▶ PROBLEM STATEMENT
Read the lines below and count those that have the word "NaOH". Respond with the number only.

───── RAW DATA

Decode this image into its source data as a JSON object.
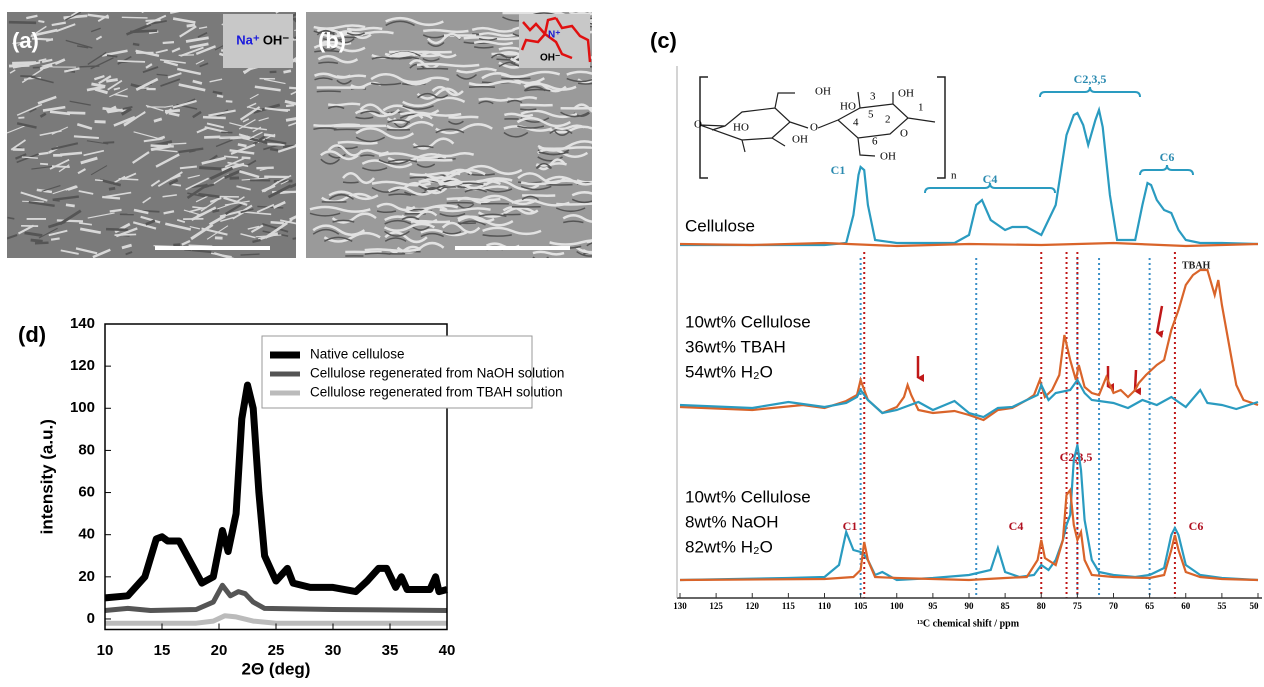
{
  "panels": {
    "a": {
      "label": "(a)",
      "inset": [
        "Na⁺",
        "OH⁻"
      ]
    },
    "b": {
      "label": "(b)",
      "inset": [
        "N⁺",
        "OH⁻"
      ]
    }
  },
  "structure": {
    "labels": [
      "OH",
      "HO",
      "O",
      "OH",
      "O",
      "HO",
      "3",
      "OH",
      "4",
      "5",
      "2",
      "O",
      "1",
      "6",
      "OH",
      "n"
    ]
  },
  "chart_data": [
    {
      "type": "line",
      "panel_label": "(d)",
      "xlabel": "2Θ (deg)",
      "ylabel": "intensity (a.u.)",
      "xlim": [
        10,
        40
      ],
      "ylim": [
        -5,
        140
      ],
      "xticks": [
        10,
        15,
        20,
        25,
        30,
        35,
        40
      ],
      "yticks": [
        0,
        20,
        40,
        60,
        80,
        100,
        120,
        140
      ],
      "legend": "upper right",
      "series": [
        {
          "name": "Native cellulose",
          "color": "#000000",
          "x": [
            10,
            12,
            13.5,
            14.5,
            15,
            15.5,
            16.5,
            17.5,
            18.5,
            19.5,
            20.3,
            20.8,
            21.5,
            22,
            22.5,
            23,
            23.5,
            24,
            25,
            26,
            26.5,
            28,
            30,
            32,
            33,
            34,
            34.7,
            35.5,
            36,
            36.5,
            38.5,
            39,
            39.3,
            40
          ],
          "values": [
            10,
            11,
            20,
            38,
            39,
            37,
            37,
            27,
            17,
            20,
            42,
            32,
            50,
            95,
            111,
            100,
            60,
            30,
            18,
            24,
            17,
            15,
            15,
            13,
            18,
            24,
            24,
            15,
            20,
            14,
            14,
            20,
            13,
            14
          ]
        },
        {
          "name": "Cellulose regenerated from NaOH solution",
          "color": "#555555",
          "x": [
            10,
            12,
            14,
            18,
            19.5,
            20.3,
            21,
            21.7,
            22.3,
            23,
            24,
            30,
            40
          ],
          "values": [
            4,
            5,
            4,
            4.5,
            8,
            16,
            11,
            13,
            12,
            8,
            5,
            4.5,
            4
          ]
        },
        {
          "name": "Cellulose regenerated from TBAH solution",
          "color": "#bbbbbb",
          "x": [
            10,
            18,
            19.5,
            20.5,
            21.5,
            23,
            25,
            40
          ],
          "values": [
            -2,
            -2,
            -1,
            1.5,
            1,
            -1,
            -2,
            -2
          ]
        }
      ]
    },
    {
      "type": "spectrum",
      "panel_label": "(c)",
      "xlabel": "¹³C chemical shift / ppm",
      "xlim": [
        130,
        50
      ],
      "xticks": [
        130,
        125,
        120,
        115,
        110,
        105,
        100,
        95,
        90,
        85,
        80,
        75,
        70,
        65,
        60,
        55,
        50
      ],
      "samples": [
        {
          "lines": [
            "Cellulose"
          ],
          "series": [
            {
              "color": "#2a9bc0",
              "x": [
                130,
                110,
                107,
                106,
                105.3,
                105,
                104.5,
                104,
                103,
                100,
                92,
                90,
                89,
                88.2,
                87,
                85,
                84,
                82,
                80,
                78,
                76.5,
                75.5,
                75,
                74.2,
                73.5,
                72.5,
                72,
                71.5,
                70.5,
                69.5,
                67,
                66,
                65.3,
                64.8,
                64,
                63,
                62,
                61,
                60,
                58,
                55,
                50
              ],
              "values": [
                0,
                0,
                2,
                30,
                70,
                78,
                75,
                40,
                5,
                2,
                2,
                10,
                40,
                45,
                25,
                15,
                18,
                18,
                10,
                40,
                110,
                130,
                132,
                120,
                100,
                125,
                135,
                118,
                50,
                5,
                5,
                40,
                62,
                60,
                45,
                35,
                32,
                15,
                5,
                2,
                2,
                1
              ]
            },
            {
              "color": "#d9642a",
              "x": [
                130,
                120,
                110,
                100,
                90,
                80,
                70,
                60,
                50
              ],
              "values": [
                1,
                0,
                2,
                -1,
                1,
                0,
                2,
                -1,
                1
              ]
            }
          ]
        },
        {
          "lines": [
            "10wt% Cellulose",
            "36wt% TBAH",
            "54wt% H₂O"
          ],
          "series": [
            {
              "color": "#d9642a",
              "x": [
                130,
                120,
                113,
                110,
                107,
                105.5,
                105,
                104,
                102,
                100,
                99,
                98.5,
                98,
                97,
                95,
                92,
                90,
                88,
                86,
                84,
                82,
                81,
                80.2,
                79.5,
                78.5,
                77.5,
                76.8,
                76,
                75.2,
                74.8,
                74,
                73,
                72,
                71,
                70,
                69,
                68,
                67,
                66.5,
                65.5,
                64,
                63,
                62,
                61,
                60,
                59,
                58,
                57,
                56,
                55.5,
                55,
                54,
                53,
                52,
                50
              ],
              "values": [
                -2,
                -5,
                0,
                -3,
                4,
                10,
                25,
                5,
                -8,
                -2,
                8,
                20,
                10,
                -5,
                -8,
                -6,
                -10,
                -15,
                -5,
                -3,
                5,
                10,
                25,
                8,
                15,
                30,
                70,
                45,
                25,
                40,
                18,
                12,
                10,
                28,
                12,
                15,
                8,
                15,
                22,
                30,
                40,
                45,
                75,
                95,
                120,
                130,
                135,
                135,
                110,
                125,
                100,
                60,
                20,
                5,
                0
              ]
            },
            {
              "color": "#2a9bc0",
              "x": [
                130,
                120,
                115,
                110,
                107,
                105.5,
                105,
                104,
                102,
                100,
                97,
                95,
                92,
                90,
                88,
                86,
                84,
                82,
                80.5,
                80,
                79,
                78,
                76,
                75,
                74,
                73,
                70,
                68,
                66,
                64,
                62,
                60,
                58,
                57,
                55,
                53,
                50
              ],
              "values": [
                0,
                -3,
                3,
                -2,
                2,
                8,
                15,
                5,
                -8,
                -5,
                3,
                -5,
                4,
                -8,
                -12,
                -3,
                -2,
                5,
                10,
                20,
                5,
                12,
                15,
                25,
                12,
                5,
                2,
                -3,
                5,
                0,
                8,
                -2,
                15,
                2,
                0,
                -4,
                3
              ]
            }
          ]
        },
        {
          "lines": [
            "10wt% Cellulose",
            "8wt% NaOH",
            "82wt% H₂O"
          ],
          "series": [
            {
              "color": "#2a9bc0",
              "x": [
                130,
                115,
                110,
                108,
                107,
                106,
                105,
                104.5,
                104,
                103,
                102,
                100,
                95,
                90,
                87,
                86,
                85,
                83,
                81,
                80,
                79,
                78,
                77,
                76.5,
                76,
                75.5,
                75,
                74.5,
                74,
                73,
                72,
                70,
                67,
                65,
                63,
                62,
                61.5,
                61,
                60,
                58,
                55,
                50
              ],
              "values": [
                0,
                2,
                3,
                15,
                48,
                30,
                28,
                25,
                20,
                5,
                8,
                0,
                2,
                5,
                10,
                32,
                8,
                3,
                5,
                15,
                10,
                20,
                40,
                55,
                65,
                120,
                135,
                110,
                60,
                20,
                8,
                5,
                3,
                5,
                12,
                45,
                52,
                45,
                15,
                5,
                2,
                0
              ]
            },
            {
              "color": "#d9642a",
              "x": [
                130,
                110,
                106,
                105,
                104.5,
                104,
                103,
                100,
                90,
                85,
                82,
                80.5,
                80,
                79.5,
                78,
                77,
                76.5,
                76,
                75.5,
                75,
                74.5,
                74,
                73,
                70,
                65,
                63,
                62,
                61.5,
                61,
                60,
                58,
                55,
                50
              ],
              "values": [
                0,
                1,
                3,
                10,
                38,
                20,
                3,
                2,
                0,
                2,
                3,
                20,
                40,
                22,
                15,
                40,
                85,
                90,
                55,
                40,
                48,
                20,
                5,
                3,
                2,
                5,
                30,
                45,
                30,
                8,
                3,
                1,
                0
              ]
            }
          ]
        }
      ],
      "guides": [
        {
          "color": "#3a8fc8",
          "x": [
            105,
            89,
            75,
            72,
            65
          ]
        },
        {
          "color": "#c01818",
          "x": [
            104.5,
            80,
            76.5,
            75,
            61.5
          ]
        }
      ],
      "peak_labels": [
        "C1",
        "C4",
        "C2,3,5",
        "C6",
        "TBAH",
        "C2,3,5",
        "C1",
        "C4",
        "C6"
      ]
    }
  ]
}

──────────

▶ EXPECTED OUTPUT
2